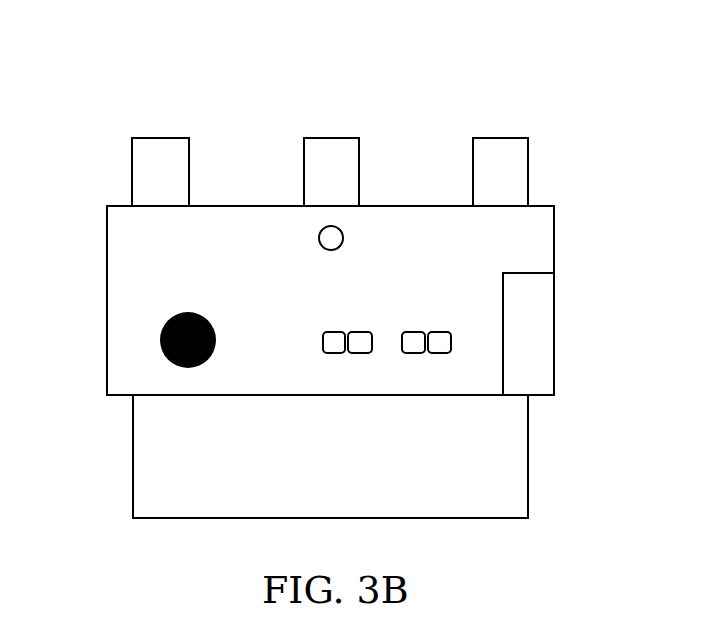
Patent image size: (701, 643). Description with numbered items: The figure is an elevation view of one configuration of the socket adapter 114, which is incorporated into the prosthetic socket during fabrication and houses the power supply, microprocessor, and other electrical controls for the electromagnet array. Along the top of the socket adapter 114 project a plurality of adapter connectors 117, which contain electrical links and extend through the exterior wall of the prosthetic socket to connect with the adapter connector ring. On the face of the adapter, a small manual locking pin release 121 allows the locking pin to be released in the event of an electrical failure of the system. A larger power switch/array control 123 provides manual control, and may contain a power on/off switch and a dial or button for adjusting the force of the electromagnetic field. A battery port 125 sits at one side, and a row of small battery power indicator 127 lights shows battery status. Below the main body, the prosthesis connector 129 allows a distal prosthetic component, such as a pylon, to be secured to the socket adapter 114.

The socket adapter 114 is at (184, 75).
The adapter connector 117 is at (508, 138).
The manual locking pin release 121 is at (344, 236).
The power switch/array control 123 is at (162, 328).
The battery port 125 is at (545, 307).
The battery power indicator 127 is at (440, 353).
The prosthesis connector 129 is at (528, 479).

◆ ◆ ◆ ◆

▶ TASK DESCRIPTION: Reproduce all of the data above word for word, omitting the picture.

▶ EXERCISE RESULT:
Patent image size: (701, 643). Description with numbered items: The figure is an elevation view of one configuration of the socket adapter 114, which is incorporated into the prosthetic socket during fabrication and houses the power supply, microprocessor, and other electrical controls for the electromagnet array. Along the top of the socket adapter 114 project a plurality of adapter connectors 117, which contain electrical links and extend through the exterior wall of the prosthetic socket to connect with the adapter connector ring. On the face of the adapter, a small manual locking pin release 121 allows the locking pin to be released in the event of an electrical failure of the system. A larger power switch/array control 123 provides manual control, and may contain a power on/off switch and a dial or button for adjusting the force of the electromagnetic field. A battery port 125 sits at one side, and a row of small battery power indicator 127 lights shows battery status. Below the main body, the prosthesis connector 129 allows a distal prosthetic component, such as a pylon, to be secured to the socket adapter 114.

The socket adapter 114 is at (184, 75).
The adapter connector 117 is at (508, 138).
The manual locking pin release 121 is at (344, 236).
The power switch/array control 123 is at (162, 328).
The battery port 125 is at (545, 307).
The battery power indicator 127 is at (440, 353).
The prosthesis connector 129 is at (528, 479).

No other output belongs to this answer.